**What you have to do**
Starting at the line that contains "Enumerate this screenshot's", write out each line through the end of the data below, exactly as it stands. Skip any pictures.

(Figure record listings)
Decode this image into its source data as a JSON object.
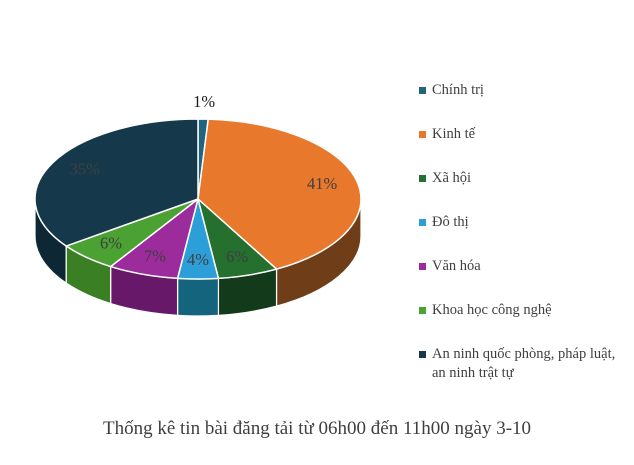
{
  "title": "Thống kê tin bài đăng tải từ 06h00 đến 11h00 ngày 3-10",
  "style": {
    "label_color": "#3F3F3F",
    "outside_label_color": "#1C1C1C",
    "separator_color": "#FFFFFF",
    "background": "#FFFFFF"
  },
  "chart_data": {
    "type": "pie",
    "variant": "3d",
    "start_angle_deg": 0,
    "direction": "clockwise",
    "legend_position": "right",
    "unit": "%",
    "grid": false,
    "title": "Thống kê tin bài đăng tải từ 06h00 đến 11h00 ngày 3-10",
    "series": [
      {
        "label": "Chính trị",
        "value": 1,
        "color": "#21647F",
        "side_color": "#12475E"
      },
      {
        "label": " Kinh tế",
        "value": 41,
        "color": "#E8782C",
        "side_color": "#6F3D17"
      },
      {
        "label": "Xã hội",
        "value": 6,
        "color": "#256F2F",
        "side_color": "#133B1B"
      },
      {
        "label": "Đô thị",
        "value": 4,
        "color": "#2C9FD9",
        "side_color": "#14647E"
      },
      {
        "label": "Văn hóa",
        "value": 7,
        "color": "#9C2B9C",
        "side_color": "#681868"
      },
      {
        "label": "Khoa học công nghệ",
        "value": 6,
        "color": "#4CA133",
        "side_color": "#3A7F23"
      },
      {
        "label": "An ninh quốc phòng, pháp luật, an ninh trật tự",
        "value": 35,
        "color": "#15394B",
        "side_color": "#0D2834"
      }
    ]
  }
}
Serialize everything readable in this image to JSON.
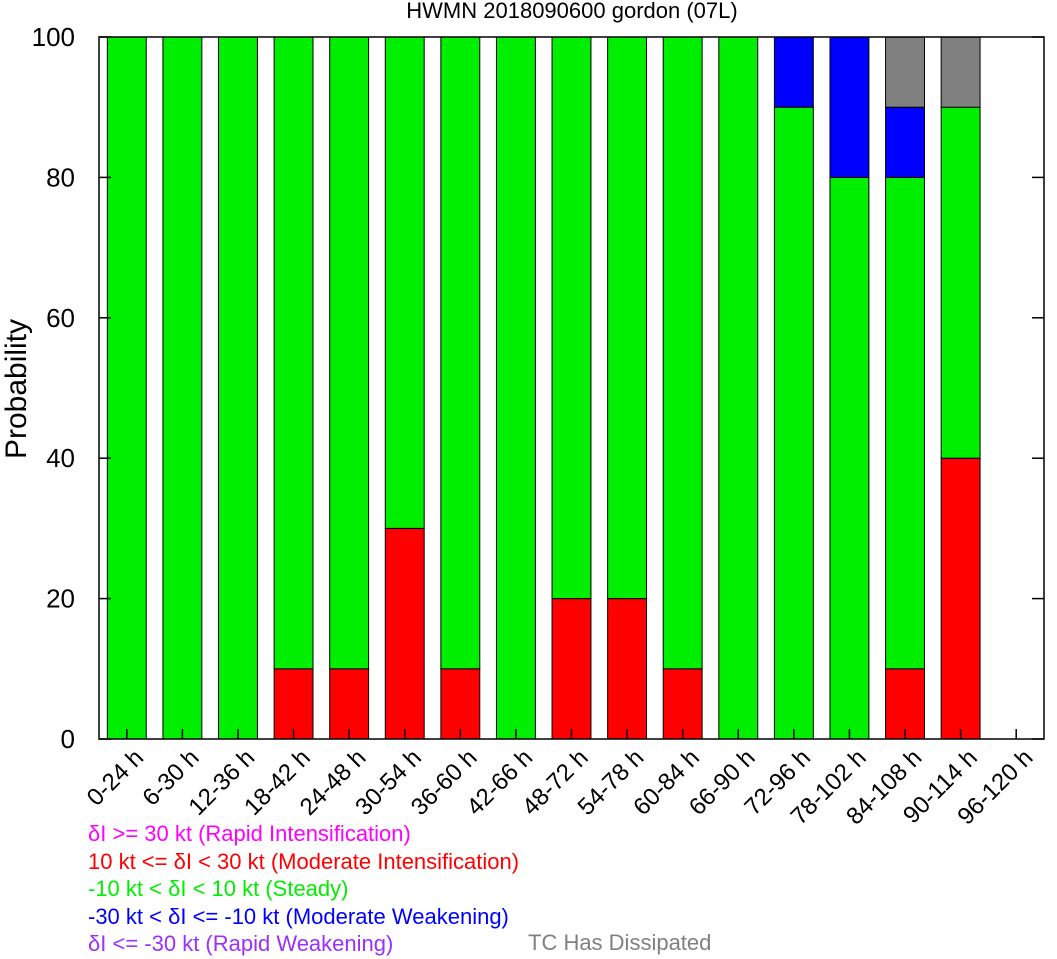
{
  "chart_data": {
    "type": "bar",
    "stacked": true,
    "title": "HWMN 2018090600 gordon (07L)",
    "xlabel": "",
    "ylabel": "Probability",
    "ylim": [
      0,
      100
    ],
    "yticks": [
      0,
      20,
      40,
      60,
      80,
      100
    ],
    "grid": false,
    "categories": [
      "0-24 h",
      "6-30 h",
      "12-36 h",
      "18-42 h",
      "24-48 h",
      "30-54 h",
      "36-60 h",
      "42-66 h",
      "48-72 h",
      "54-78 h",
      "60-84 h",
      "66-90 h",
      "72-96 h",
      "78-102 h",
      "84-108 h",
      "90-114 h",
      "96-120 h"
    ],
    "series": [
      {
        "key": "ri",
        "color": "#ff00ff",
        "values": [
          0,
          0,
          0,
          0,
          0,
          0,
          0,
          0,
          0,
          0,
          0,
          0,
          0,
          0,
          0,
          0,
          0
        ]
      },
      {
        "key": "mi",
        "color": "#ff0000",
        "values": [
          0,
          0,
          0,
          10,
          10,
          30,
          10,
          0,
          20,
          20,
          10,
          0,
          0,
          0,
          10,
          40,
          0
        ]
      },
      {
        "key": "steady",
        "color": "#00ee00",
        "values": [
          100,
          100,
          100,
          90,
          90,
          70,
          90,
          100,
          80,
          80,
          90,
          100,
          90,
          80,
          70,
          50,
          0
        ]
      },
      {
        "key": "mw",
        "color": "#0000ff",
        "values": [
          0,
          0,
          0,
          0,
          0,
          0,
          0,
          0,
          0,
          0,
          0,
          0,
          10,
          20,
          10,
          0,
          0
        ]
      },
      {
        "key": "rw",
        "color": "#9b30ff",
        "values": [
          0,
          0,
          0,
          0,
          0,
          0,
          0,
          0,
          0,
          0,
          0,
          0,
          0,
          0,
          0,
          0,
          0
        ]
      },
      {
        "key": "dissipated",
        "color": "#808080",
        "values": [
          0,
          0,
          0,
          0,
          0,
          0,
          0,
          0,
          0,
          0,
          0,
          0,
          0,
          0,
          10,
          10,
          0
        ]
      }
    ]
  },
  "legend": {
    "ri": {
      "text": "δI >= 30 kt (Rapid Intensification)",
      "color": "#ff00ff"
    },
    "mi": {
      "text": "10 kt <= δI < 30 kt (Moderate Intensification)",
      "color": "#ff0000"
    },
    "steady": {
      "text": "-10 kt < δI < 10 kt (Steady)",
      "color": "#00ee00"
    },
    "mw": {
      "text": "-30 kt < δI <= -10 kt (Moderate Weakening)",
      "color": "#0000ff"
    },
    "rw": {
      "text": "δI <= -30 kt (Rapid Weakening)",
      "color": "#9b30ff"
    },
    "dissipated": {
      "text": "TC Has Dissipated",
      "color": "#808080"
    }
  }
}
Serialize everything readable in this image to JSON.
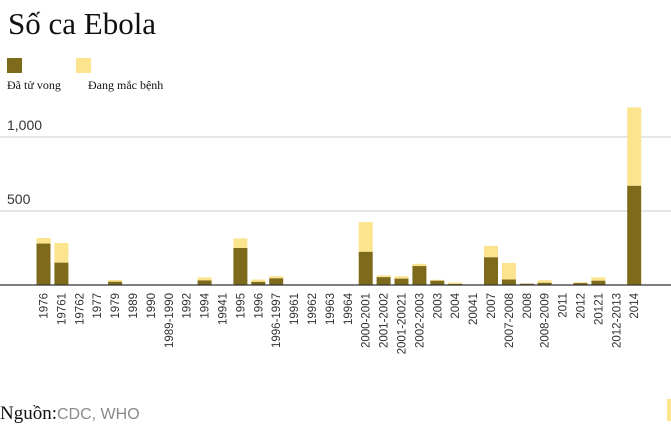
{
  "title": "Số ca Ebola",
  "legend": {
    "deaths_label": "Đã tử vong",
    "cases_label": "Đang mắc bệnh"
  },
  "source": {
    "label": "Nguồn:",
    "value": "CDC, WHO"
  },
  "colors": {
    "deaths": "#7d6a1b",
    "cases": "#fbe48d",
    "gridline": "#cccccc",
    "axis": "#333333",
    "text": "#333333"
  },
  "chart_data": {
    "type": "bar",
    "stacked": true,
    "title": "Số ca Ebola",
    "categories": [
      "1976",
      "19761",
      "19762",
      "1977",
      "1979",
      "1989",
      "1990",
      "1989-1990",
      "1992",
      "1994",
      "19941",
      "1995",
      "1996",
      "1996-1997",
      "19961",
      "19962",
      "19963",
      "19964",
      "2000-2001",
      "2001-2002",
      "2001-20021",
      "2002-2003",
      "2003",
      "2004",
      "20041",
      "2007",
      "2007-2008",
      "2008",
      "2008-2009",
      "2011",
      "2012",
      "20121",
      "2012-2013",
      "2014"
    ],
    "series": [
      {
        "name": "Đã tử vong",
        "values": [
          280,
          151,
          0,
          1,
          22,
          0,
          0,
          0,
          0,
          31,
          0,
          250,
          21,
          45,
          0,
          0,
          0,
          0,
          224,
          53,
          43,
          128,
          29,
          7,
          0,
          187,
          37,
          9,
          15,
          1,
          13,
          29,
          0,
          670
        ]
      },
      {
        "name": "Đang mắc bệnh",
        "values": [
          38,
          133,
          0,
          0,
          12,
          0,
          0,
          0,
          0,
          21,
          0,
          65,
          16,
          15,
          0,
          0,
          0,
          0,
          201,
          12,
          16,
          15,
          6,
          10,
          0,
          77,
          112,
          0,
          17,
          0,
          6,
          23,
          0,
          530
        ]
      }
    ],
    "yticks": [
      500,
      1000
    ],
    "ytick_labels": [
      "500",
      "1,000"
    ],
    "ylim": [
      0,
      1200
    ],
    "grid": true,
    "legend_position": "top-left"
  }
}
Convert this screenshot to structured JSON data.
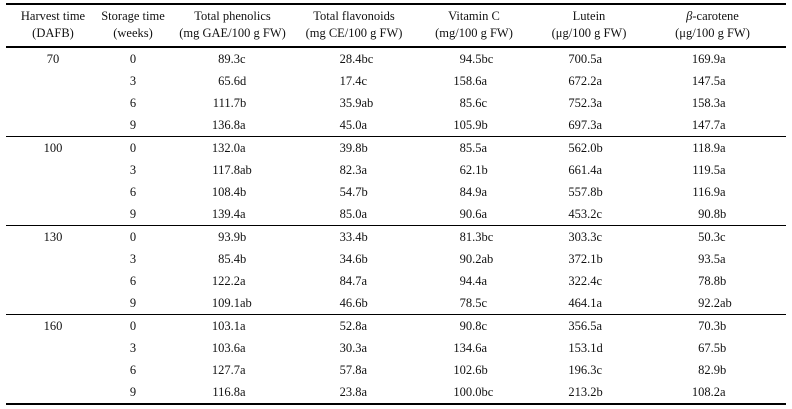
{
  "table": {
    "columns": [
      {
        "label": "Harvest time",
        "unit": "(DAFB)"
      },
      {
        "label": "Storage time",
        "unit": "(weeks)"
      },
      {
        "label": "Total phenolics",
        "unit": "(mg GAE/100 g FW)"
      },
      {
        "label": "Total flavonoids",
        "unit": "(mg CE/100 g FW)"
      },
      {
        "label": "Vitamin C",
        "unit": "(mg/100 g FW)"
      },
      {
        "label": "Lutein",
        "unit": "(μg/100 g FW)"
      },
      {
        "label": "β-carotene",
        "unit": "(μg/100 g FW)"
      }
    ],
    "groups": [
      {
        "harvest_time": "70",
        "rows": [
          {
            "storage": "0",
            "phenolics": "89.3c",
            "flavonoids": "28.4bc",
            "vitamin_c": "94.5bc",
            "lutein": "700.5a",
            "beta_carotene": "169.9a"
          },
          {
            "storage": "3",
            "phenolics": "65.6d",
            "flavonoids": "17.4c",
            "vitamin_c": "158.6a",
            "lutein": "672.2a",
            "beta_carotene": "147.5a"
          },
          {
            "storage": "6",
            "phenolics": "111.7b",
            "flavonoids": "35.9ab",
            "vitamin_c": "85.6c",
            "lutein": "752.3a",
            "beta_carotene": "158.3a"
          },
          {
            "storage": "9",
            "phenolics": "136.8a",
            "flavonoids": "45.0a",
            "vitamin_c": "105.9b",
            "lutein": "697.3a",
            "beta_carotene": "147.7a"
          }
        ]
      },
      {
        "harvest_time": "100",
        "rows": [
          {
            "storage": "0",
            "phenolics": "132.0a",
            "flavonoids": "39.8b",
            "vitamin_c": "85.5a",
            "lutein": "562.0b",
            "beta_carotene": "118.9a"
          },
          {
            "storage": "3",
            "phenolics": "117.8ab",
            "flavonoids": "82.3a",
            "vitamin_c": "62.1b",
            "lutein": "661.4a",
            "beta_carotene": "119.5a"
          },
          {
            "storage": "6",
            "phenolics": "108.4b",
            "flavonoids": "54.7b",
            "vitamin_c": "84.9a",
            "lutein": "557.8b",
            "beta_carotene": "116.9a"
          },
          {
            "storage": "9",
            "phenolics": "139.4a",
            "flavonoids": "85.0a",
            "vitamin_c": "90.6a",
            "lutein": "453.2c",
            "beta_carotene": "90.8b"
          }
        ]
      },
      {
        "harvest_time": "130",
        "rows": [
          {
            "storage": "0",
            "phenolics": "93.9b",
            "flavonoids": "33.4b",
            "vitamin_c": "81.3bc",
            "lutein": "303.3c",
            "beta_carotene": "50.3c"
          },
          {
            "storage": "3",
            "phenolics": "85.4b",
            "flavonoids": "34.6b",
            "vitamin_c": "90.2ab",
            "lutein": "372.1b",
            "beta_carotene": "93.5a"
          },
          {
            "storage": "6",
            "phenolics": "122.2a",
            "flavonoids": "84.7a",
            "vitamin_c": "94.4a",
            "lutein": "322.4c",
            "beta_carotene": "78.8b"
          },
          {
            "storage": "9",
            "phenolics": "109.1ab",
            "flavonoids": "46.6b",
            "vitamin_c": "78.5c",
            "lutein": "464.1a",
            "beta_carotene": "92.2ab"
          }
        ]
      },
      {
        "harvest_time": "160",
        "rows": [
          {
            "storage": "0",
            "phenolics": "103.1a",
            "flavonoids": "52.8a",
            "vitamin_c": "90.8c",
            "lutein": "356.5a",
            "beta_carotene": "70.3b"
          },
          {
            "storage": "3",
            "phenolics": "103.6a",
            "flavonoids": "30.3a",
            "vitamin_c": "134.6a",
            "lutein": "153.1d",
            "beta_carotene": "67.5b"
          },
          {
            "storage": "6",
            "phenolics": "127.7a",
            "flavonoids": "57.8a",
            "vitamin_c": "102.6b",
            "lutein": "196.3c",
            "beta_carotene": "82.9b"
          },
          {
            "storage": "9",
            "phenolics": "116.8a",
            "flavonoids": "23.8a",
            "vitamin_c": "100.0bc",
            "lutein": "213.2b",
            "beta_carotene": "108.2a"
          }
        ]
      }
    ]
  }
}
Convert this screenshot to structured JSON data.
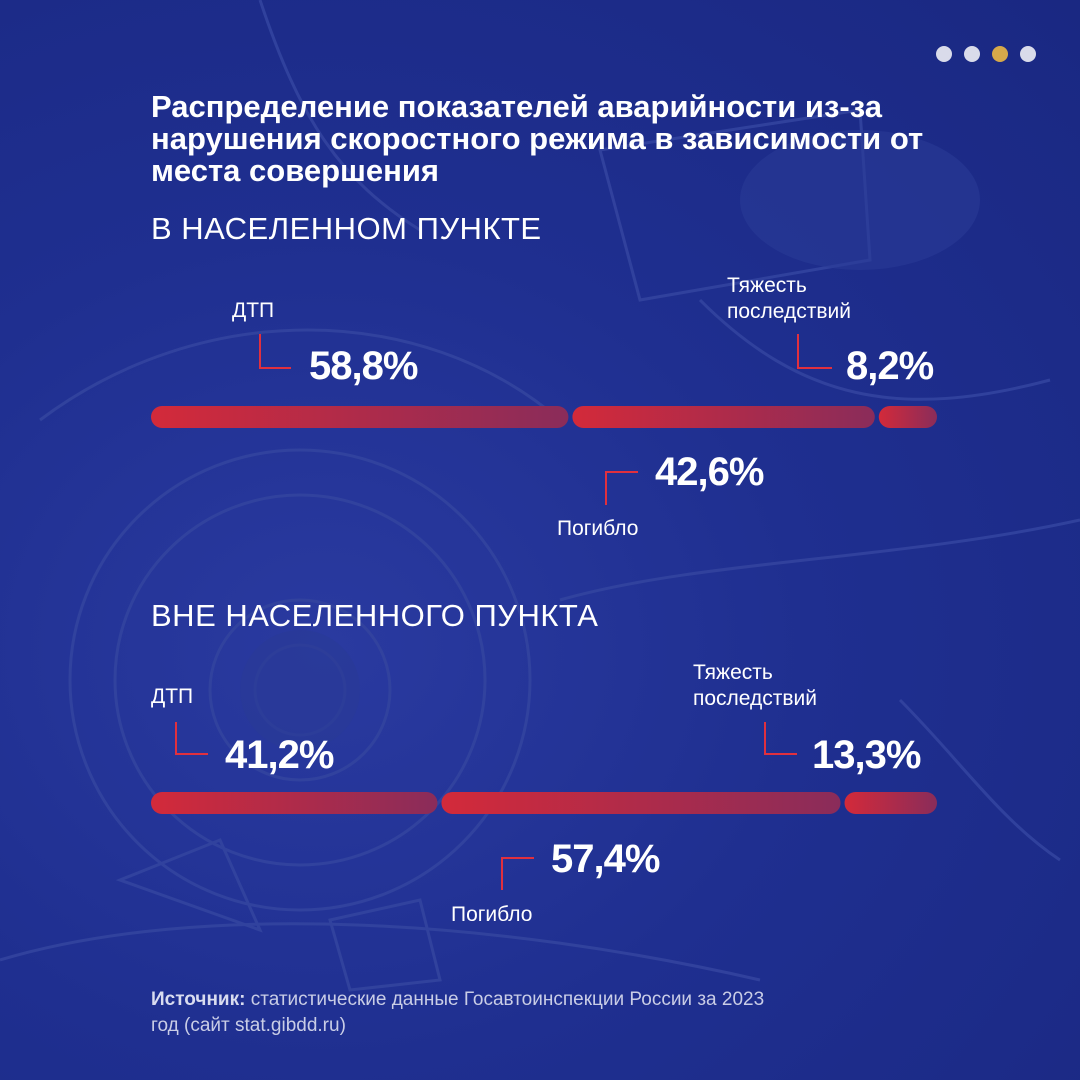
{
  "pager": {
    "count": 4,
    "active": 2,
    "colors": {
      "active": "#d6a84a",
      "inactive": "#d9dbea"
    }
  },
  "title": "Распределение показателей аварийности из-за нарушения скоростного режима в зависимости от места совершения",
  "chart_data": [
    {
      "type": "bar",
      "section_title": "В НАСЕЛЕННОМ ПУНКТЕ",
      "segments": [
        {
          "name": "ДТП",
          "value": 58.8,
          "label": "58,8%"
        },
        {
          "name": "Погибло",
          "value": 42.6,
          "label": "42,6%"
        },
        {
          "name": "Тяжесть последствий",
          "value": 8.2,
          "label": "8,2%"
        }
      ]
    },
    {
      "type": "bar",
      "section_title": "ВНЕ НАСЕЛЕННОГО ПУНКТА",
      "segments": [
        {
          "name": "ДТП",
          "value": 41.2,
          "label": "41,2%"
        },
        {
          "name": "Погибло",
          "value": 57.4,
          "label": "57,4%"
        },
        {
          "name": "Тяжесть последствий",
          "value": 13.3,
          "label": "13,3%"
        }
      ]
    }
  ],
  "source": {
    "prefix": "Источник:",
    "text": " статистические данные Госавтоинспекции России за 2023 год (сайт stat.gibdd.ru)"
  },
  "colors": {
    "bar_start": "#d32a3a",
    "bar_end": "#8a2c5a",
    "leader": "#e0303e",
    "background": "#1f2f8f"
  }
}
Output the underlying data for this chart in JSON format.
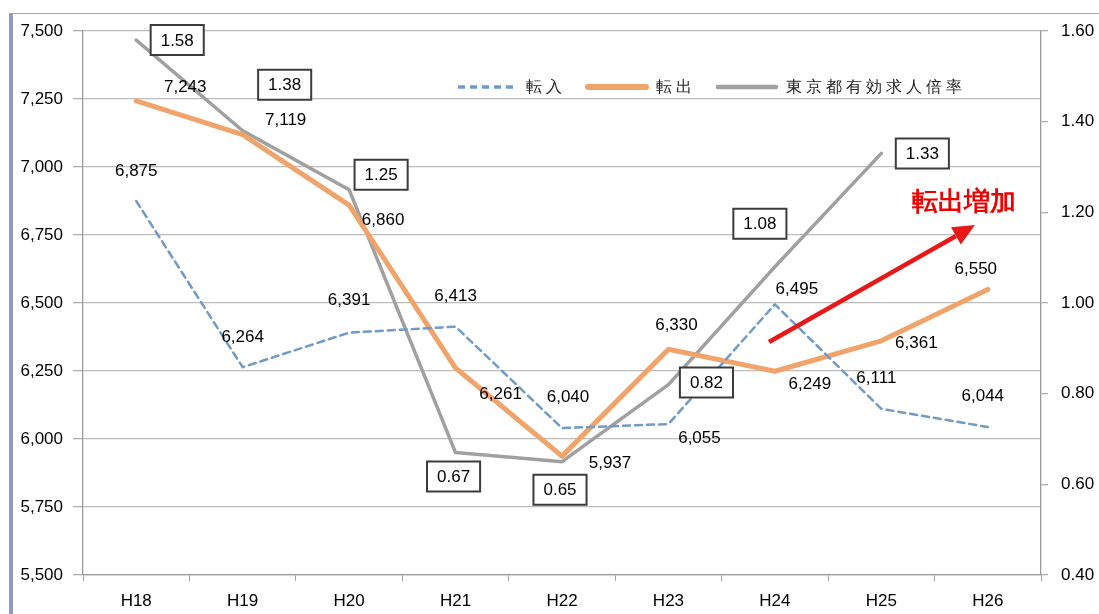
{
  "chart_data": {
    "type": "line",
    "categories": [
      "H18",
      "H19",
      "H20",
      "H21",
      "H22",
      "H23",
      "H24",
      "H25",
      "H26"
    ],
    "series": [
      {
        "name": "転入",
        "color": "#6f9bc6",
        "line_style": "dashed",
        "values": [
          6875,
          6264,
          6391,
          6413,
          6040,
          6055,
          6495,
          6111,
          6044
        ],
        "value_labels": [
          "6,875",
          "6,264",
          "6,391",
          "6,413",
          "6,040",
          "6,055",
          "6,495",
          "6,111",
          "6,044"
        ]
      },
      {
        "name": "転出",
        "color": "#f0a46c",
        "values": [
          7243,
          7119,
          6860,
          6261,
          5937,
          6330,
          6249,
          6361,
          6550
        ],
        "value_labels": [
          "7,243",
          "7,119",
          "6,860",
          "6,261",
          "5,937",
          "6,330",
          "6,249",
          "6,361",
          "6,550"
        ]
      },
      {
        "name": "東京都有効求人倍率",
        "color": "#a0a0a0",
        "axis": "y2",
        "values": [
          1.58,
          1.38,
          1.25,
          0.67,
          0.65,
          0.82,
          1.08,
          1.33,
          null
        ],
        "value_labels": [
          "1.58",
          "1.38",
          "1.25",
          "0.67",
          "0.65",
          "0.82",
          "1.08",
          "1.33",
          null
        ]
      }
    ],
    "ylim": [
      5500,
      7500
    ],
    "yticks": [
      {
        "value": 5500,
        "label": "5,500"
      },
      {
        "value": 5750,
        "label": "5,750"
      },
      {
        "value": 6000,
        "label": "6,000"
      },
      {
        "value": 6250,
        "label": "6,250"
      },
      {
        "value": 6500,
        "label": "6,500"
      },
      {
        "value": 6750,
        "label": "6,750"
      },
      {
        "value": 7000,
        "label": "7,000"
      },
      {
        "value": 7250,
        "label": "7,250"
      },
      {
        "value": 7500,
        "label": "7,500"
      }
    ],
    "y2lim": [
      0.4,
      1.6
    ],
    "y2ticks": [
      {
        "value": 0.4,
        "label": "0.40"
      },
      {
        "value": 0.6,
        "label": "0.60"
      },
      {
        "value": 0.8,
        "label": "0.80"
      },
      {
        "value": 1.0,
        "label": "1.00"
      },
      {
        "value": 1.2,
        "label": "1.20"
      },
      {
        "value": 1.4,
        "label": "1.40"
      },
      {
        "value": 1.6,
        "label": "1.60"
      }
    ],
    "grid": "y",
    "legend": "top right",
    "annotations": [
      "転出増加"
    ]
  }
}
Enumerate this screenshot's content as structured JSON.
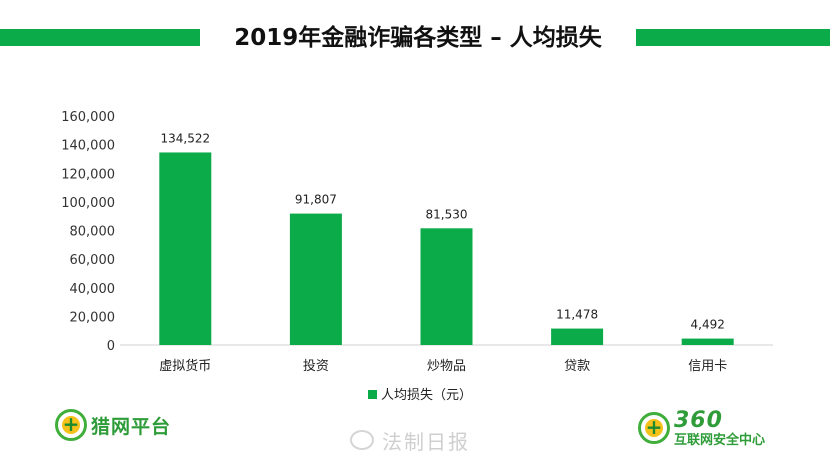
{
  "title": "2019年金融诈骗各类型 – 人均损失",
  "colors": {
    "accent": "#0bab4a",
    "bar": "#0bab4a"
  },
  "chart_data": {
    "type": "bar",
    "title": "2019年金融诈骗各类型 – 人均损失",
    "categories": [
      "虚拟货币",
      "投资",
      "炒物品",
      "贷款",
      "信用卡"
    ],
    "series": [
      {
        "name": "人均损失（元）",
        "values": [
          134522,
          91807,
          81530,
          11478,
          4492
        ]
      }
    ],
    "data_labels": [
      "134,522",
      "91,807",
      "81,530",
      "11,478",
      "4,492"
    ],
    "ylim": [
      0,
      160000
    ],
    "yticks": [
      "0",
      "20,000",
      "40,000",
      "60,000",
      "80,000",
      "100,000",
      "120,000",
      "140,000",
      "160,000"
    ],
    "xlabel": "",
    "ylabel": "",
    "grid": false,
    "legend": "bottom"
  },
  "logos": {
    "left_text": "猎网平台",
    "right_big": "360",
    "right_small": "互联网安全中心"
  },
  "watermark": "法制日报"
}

**Exercise answer**
Enumerate this screenshot's content as structured JSON.
{
  "title": "2019年金融诈骗各类型 – 人均损失",
  "colors": {
    "accent": "#0bab4a",
    "bar": "#0bab4a"
  },
  "chart_data": {
    "type": "bar",
    "title": "2019年金融诈骗各类型 – 人均损失",
    "categories": [
      "虚拟货币",
      "投资",
      "炒物品",
      "贷款",
      "信用卡"
    ],
    "series": [
      {
        "name": "人均损失（元）",
        "values": [
          134522,
          91807,
          81530,
          11478,
          4492
        ]
      }
    ],
    "data_labels": [
      "134,522",
      "91,807",
      "81,530",
      "11,478",
      "4,492"
    ],
    "ylim": [
      0,
      160000
    ],
    "yticks": [
      "0",
      "20,000",
      "40,000",
      "60,000",
      "80,000",
      "100,000",
      "120,000",
      "140,000",
      "160,000"
    ],
    "xlabel": "",
    "ylabel": "",
    "grid": false,
    "legend": "bottom"
  },
  "logos": {
    "left_text": "猎网平台",
    "right_big": "360",
    "right_small": "互联网安全中心"
  },
  "watermark": "法制日报"
}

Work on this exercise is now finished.